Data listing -
···
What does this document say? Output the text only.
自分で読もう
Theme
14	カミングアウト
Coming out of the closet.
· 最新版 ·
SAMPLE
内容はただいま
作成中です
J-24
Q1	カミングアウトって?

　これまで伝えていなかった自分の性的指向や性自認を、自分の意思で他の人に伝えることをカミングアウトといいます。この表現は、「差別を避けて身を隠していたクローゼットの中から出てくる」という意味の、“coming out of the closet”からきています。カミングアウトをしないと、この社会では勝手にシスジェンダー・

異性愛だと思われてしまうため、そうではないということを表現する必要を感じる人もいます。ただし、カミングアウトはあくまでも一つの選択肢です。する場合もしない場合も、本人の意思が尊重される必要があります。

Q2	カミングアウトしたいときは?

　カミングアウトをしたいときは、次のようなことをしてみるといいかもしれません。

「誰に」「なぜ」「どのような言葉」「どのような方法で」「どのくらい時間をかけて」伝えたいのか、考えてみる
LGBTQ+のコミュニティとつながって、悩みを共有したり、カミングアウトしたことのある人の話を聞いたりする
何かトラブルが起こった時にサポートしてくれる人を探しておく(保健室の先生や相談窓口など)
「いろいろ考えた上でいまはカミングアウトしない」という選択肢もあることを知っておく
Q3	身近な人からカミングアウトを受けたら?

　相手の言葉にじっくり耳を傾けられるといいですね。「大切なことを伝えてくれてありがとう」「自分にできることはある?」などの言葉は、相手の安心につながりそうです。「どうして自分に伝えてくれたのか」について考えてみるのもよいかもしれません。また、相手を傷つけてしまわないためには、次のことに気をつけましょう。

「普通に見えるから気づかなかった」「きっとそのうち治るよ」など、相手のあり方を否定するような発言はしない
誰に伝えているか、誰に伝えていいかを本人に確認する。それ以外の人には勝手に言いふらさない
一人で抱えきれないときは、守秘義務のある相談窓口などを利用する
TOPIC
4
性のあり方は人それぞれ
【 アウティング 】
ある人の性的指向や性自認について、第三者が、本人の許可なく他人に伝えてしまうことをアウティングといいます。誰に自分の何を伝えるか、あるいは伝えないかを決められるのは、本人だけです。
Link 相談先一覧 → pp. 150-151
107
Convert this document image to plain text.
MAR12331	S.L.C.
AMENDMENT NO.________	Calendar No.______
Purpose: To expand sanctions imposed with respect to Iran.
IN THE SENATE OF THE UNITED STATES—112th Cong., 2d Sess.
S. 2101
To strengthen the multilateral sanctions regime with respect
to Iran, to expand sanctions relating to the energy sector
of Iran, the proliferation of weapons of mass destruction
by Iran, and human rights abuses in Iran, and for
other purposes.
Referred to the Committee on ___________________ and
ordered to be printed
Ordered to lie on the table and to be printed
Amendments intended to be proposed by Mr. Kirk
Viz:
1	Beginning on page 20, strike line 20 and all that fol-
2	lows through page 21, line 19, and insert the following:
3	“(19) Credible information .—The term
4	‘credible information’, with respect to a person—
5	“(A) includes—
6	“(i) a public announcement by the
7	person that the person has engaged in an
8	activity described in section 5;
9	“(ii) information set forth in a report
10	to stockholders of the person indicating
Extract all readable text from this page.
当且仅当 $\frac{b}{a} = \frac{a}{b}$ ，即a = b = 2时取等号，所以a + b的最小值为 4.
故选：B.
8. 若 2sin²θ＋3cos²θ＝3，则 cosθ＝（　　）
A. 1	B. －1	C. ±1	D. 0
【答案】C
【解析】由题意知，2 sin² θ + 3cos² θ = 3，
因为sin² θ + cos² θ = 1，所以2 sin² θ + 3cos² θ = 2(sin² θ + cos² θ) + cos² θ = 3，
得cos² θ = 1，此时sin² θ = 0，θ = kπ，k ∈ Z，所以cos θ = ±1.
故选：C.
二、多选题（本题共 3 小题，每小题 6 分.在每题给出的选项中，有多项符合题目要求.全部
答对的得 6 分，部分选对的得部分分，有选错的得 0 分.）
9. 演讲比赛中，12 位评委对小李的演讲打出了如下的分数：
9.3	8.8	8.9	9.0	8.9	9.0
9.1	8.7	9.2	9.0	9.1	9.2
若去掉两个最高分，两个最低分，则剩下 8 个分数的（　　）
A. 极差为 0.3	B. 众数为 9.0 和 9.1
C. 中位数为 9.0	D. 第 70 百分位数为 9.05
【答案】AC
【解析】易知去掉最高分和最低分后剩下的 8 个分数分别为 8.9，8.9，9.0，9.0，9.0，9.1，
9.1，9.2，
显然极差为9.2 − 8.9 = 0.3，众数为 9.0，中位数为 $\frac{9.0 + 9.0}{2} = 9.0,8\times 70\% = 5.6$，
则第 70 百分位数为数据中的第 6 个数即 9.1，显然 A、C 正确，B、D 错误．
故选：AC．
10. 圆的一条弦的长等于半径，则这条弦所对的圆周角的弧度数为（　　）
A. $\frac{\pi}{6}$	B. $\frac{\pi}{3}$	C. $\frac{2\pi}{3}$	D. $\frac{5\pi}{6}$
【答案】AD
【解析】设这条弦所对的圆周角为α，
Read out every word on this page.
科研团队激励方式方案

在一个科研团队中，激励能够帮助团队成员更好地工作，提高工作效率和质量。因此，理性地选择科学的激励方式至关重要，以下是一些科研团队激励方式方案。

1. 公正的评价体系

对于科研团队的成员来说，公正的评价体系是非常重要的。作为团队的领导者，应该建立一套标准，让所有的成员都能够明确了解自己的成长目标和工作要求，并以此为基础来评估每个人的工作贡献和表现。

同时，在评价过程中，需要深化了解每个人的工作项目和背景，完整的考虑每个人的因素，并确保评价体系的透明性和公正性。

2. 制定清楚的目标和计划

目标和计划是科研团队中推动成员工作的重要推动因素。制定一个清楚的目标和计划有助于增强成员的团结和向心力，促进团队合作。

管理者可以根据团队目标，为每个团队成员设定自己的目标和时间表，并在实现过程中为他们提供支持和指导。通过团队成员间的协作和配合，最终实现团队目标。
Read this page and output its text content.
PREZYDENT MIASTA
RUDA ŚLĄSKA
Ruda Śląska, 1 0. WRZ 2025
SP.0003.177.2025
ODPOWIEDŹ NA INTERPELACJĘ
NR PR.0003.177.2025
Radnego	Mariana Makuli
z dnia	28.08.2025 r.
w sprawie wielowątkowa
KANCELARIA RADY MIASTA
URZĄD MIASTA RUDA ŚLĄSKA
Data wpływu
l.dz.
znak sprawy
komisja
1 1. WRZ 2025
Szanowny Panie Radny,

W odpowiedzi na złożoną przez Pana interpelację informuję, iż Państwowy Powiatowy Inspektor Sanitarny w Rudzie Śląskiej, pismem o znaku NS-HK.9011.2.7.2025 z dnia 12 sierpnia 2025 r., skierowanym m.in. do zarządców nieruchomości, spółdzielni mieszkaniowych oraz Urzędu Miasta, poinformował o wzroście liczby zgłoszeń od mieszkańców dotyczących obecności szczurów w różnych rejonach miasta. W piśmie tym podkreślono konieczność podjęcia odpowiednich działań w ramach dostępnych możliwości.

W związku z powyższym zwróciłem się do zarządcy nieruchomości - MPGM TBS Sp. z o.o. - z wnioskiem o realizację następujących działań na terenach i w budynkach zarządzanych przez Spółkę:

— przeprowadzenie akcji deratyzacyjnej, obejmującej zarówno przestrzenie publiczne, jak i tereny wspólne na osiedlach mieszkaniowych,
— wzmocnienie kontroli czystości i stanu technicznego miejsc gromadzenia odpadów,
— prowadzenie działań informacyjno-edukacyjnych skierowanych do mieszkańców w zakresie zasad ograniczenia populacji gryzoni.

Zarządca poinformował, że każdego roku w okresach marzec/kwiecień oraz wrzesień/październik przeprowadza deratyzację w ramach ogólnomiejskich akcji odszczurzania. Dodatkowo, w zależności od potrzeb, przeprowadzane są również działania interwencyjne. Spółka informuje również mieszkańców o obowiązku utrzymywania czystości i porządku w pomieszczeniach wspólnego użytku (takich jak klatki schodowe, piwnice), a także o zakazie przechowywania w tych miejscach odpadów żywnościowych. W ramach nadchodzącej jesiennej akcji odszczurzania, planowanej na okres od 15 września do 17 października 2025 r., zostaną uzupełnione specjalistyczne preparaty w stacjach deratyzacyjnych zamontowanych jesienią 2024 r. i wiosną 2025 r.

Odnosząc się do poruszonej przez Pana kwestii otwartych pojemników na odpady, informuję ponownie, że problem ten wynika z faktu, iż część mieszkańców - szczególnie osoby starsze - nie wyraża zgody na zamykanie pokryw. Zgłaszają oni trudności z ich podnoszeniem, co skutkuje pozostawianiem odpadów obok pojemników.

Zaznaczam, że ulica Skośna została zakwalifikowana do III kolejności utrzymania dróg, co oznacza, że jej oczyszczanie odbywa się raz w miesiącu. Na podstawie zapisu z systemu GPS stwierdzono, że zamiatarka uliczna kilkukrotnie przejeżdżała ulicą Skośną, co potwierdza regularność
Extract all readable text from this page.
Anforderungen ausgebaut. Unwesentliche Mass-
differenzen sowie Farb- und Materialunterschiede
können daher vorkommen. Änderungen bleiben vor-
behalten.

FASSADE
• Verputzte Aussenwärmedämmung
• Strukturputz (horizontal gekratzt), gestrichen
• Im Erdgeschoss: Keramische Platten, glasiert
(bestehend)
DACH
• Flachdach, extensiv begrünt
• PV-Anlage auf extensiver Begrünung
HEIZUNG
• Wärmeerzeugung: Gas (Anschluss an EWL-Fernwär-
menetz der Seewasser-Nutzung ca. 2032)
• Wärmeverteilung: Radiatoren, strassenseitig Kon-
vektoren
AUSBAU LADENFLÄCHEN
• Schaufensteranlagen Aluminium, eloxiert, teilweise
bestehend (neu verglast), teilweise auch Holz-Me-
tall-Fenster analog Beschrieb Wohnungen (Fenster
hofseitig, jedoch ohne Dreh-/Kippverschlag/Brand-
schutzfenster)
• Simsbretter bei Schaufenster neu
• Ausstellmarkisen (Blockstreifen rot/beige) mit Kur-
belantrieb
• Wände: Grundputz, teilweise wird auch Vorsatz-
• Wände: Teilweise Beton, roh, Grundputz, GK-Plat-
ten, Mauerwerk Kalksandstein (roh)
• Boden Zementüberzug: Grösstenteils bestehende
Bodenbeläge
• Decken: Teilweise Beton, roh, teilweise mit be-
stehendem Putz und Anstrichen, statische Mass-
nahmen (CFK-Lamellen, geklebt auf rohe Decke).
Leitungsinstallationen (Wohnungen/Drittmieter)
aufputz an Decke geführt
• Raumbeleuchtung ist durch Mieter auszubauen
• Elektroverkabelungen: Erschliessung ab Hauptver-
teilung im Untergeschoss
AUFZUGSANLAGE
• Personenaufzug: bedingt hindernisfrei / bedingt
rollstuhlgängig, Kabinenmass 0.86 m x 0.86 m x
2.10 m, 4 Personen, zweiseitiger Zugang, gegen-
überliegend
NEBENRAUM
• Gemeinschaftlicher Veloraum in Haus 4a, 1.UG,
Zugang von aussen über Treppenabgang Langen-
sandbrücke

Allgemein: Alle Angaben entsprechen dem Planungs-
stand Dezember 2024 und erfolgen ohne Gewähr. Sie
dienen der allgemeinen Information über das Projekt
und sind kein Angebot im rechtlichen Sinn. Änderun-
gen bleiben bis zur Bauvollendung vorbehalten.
···
Only the number is wanted: how many lines in the preceding entries hold the string "Zugang"?

2